* Short problem *
Please output every line of the material as it stands, without the pictures.

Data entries
──────────
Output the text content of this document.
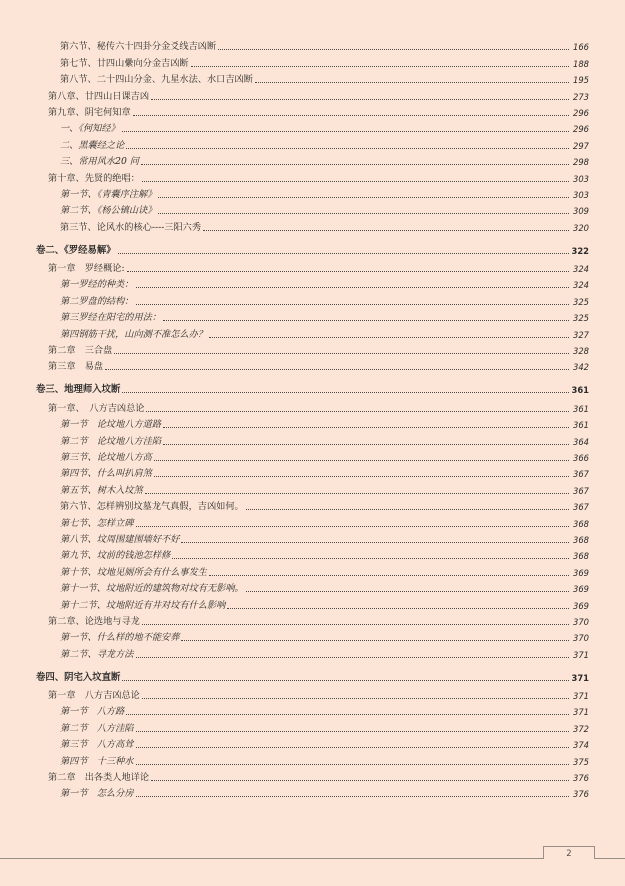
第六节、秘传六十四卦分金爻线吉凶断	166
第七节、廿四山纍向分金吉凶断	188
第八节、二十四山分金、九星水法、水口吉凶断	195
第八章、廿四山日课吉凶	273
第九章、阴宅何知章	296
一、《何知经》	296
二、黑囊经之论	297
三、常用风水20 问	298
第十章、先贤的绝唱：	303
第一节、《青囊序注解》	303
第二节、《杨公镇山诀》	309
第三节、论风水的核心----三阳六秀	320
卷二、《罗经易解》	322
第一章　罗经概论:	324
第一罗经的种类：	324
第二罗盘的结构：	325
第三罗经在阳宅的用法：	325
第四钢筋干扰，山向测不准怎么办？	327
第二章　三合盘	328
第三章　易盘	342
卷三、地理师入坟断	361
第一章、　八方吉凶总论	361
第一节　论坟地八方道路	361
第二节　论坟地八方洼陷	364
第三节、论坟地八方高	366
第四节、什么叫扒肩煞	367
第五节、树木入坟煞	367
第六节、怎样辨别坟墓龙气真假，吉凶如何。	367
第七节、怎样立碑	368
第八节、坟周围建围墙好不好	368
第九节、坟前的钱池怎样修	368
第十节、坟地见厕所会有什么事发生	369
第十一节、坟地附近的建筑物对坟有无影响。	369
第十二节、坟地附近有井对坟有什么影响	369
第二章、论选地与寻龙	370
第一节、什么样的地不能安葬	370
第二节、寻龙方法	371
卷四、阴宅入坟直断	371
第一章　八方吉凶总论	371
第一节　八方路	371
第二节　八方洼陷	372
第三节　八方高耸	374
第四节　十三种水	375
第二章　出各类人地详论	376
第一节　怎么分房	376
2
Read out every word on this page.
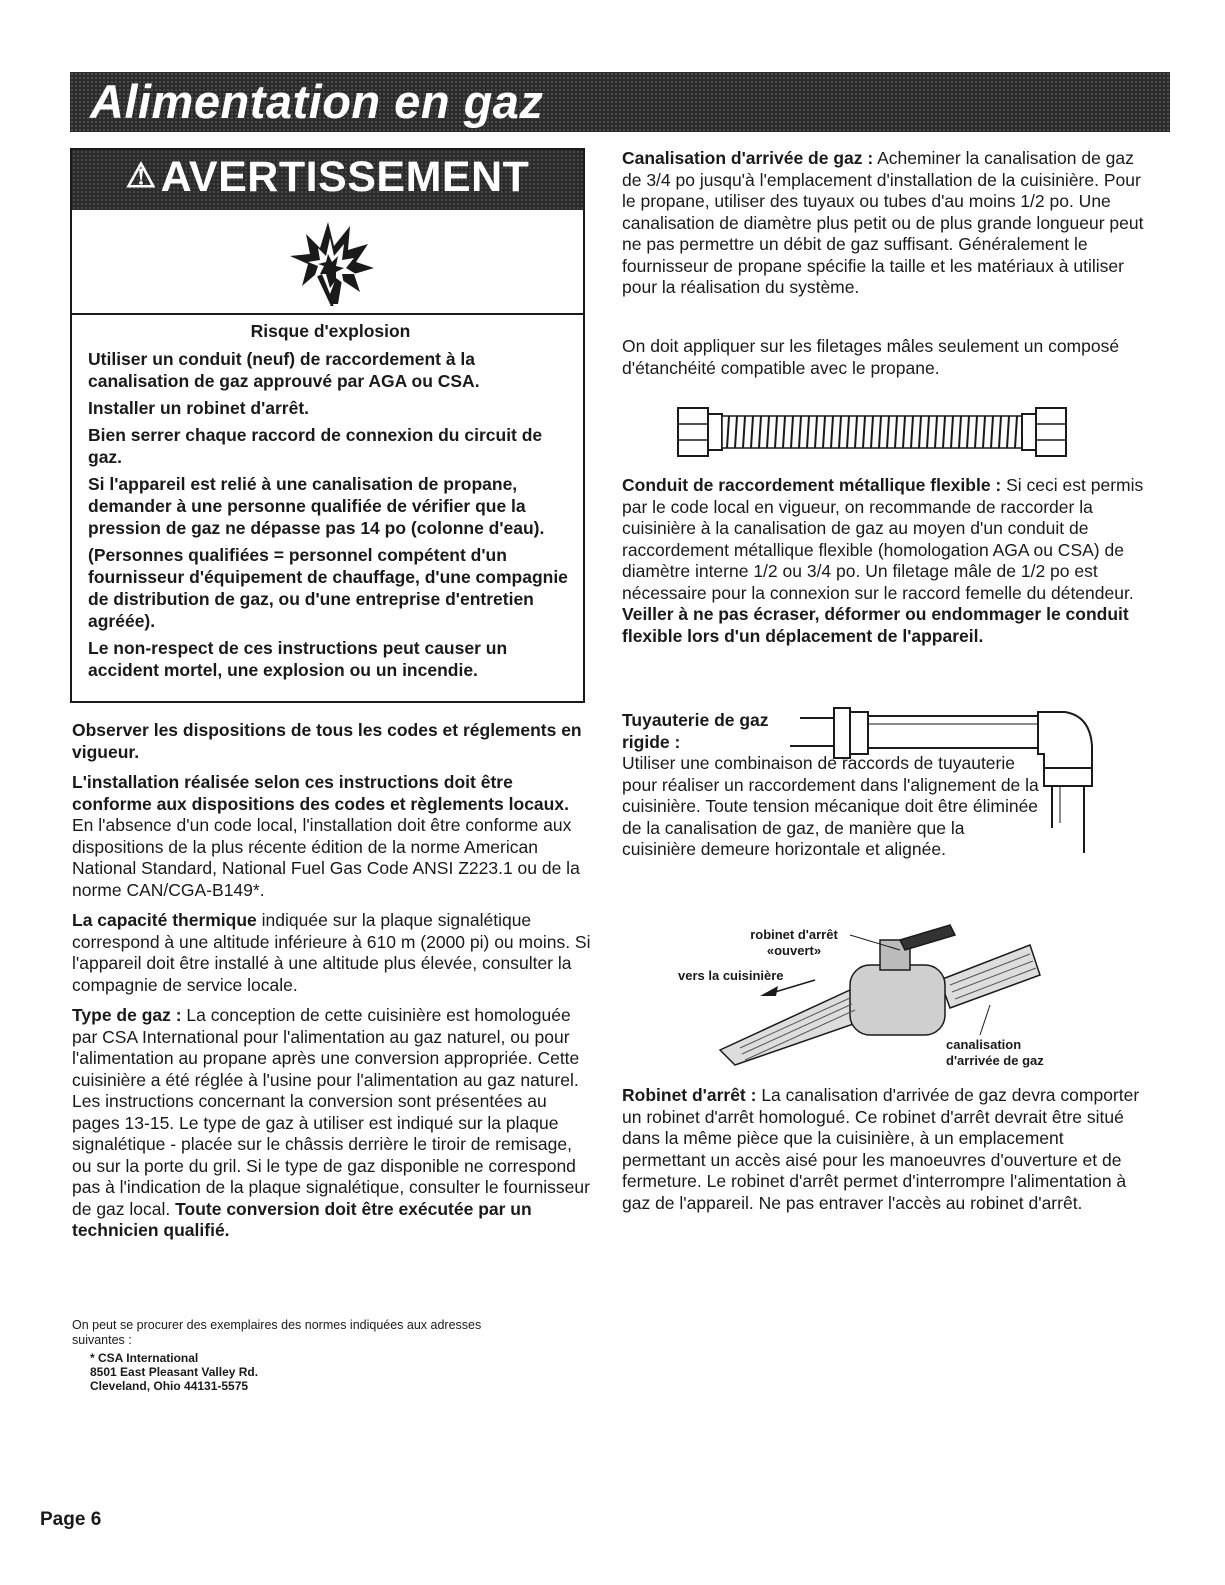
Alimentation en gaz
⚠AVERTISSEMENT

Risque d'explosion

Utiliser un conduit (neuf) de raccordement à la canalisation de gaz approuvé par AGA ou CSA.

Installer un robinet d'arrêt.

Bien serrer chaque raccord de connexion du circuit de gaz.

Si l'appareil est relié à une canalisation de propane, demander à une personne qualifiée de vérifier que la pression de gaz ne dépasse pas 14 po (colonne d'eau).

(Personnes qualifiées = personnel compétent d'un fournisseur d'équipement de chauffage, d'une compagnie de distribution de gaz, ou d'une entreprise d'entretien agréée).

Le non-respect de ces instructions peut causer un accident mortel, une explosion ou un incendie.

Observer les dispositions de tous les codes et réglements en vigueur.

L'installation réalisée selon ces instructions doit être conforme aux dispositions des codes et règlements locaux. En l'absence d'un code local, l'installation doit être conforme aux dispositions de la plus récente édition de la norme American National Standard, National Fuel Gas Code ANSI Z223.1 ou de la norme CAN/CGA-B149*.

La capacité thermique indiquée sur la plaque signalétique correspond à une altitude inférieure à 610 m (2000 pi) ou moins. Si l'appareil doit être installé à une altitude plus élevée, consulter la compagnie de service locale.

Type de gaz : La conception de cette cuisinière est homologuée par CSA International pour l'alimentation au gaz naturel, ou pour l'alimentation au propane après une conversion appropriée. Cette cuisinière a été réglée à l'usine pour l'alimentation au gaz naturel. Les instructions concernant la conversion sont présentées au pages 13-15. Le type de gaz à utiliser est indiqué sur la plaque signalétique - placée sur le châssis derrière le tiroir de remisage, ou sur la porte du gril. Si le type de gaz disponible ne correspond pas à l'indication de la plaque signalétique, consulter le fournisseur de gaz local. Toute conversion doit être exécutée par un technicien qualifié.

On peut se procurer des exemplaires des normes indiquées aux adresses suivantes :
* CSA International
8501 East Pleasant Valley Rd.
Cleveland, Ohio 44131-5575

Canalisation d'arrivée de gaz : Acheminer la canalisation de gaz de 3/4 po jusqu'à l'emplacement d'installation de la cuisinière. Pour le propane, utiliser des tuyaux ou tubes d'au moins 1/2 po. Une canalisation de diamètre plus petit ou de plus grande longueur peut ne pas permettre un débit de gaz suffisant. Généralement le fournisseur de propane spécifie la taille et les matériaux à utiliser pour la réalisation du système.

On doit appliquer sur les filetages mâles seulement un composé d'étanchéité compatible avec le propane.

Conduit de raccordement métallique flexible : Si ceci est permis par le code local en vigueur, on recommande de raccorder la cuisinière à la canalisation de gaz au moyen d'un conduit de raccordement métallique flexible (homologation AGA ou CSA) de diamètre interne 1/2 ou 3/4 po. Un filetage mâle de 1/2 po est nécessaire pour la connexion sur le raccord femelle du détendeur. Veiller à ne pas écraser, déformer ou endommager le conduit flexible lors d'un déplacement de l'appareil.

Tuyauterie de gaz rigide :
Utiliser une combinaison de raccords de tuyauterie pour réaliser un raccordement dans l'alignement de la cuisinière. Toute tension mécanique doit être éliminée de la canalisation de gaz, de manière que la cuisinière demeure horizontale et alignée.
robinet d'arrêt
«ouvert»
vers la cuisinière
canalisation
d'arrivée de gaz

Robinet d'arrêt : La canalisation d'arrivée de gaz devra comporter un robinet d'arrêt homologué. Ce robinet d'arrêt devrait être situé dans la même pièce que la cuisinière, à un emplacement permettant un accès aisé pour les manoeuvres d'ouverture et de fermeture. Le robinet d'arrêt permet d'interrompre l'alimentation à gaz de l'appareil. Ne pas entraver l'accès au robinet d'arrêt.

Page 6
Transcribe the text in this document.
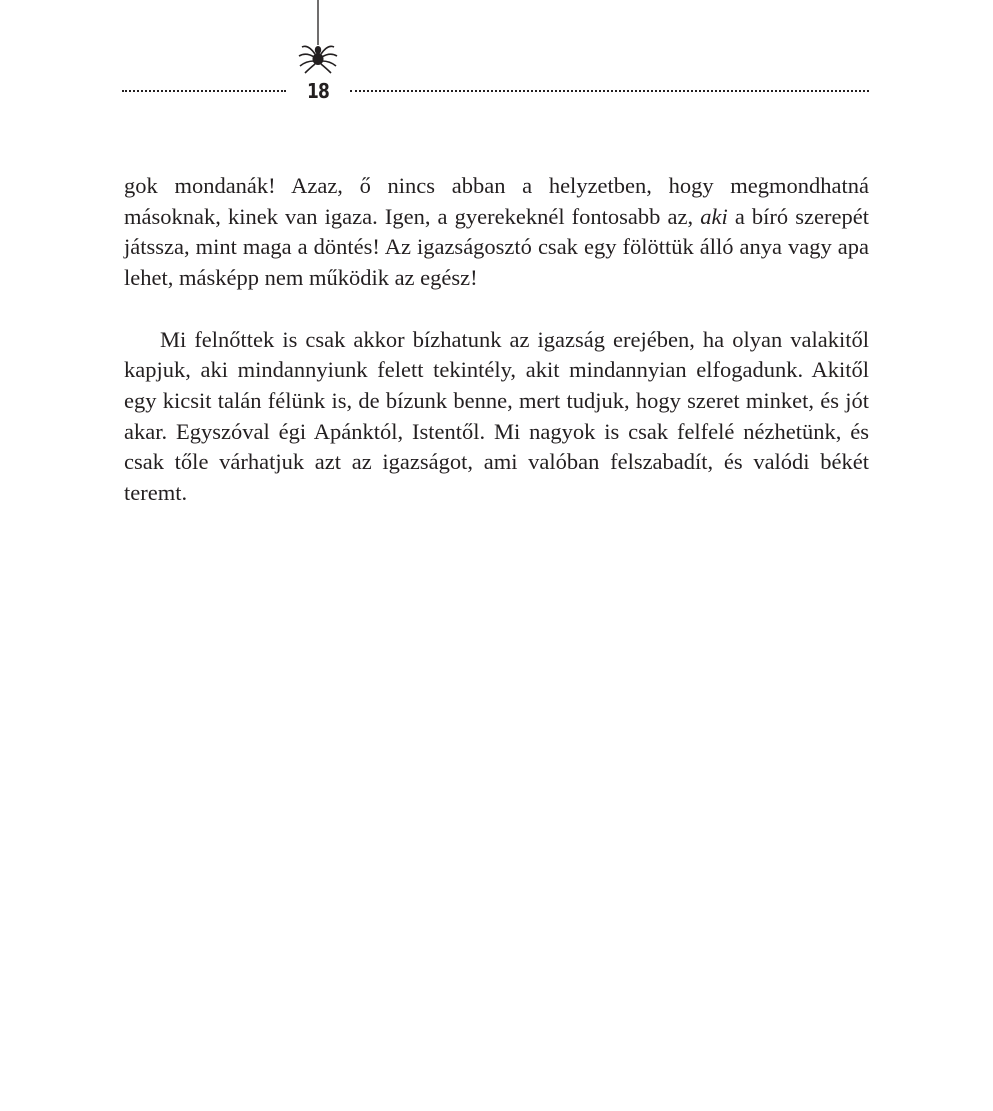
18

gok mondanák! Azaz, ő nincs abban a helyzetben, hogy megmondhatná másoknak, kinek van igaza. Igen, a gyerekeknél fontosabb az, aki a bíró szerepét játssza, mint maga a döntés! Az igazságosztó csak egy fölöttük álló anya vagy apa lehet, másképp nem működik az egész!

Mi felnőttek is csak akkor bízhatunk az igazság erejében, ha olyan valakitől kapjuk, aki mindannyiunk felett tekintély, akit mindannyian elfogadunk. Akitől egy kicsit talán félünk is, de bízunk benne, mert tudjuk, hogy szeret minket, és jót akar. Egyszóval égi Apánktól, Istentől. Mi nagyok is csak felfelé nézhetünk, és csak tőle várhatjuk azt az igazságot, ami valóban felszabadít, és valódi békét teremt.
──────────
* Finished task *
Output the text content of this document.
第六节、秘传六十四卦分金爻线吉凶断	166
第七节、廿四山纍向分金吉凶断	188
第八节、二十四山分金、九星水法、水口吉凶断	195
第八章、廿四山日课吉凶	273
第九章、阴宅何知章	296
一、《何知经》	296
二、黑囊经之论	297
三、常用风水20 问	298
第十章、先贤的绝唱：	303
第一节、《青囊序注解》	303
第二节、《杨公镇山诀》	309
第三节、论风水的核心----三阳六秀	320
卷二、《罗经易解》	322
第一章　罗经概论:	324
第一罗经的种类：	324
第二罗盘的结构：	325
第三罗经在阳宅的用法：	325
第四钢筋干扰，山向测不准怎么办？	327
第二章　三合盘	328
第三章　易盘	342
卷三、地理师入坟断	361
第一章、　八方吉凶总论	361
第一节　论坟地八方道路	361
第二节　论坟地八方洼陷	364
第三节、论坟地八方高	366
第四节、什么叫扒肩煞	367
第五节、树木入坟煞	367
第六节、怎样辨别坟墓龙气真假，吉凶如何。	367
第七节、怎样立碑	368
第八节、坟周围建围墙好不好	368
第九节、坟前的钱池怎样修	368
第十节、坟地见厕所会有什么事发生	369
第十一节、坟地附近的建筑物对坟有无影响。	369
第十二节、坟地附近有井对坟有什么影响	369
第二章、论选地与寻龙	370
第一节、什么样的地不能安葬	370
第二节、寻龙方法	371
卷四、阴宅入坟直断	371
第一章　八方吉凶总论	371
第一节　八方路	371
第二节　八方洼陷	372
第三节　八方高耸	374
第四节　十三种水	375
第二章　出各类人地详论	376
第一节　怎么分房	376
2
Read out every word on this page.
Alimentation en gaz
⚠AVERTISSEMENT

Risque d'explosion

Utiliser un conduit (neuf) de raccordement à la canalisation de gaz approuvé par AGA ou CSA.

Installer un robinet d'arrêt.

Bien serrer chaque raccord de connexion du circuit de gaz.

Si l'appareil est relié à une canalisation de propane, demander à une personne qualifiée de vérifier que la pression de gaz ne dépasse pas 14 po (colonne d'eau).

(Personnes qualifiées = personnel compétent d'un fournisseur d'équipement de chauffage, d'une compagnie de distribution de gaz, ou d'une entreprise d'entretien agréée).

Le non-respect de ces instructions peut causer un accident mortel, une explosion ou un incendie.

Observer les dispositions de tous les codes et réglements en vigueur.

L'installation réalisée selon ces instructions doit être conforme aux dispositions des codes et règlements locaux. En l'absence d'un code local, l'installation doit être conforme aux dispositions de la plus récente édition de la norme American National Standard, National Fuel Gas Code ANSI Z223.1 ou de la norme CAN/CGA-B149*.

La capacité thermique indiquée sur la plaque signalétique correspond à une altitude inférieure à 610 m (2000 pi) ou moins. Si l'appareil doit être installé à une altitude plus élevée, consulter la compagnie de service locale.

Type de gaz : La conception de cette cuisinière est homologuée par CSA International pour l'alimentation au gaz naturel, ou pour l'alimentation au propane après une conversion appropriée. Cette cuisinière a été réglée à l'usine pour l'alimentation au gaz naturel. Les instructions concernant la conversion sont présentées au pages 13-15. Le type de gaz à utiliser est indiqué sur la plaque signalétique - placée sur le châssis derrière le tiroir de remisage, ou sur la porte du gril. Si le type de gaz disponible ne correspond pas à l'indication de la plaque signalétique, consulter le fournisseur de gaz local. Toute conversion doit être exécutée par un technicien qualifié.

On peut se procurer des exemplaires des normes indiquées aux adresses suivantes :
* CSA International
8501 East Pleasant Valley Rd.
Cleveland, Ohio 44131-5575

Canalisation d'arrivée de gaz : Acheminer la canalisation de gaz de 3/4 po jusqu'à l'emplacement d'installation de la cuisinière. Pour le propane, utiliser des tuyaux ou tubes d'au moins 1/2 po. Une canalisation de diamètre plus petit ou de plus grande longueur peut ne pas permettre un débit de gaz suffisant. Généralement le fournisseur de propane spécifie la taille et les matériaux à utiliser pour la réalisation du système.

On doit appliquer sur les filetages mâles seulement un composé d'étanchéité compatible avec le propane.

Conduit de raccordement métallique flexible : Si ceci est permis par le code local en vigueur, on recommande de raccorder la cuisinière à la canalisation de gaz au moyen d'un conduit de raccordement métallique flexible (homologation AGA ou CSA) de diamètre interne 1/2 ou 3/4 po. Un filetage mâle de 1/2 po est nécessaire pour la connexion sur le raccord femelle du détendeur. Veiller à ne pas écraser, déformer ou endommager le conduit flexible lors d'un déplacement de l'appareil.

Tuyauterie de gaz rigide :
Utiliser une combinaison de raccords de tuyauterie pour réaliser un raccordement dans l'alignement de la cuisinière. Toute tension mécanique doit être éliminée de la canalisation de gaz, de manière que la cuisinière demeure horizontale et alignée.
robinet d'arrêt
«ouvert»
vers la cuisinière
canalisation
d'arrivée de gaz

Robinet d'arrêt : La canalisation d'arrivée de gaz devra comporter un robinet d'arrêt homologué. Ce robinet d'arrêt devrait être situé dans la même pièce que la cuisinière, à un emplacement permettant un accès aisé pour les manoeuvres d'ouverture et de fermeture. Le robinet d'arrêt permet d'interrompre l'alimentation à gaz de l'appareil. Ne pas entraver l'accès au robinet d'arrêt.

Page 6
Transcribe the text in this document.
18

gok mondanák! Azaz, ő nincs abban a helyzetben, hogy megmondhatná másoknak, kinek van igaza. Igen, a gyerekeknél fontosabb az, aki a bíró szerepét játssza, mint maga a döntés! Az igazságosztó csak egy fölöttük álló anya vagy apa lehet, másképp nem működik az egész!

Mi felnőttek is csak akkor bízhatunk az igazság erejében, ha olyan valakitől kapjuk, aki mindannyiunk felett tekintély, akit mindannyian elfogadunk. Akitől egy kicsit talán félünk is, de bízunk benne, mert tudjuk, hogy szeret minket, és jót akar. Egyszóval égi Apánktól, Istentől. Mi nagyok is csak felfelé nézhetünk, és csak tőle várhatjuk azt az igazságot, ami valóban felszabadít, és valódi békét teremt.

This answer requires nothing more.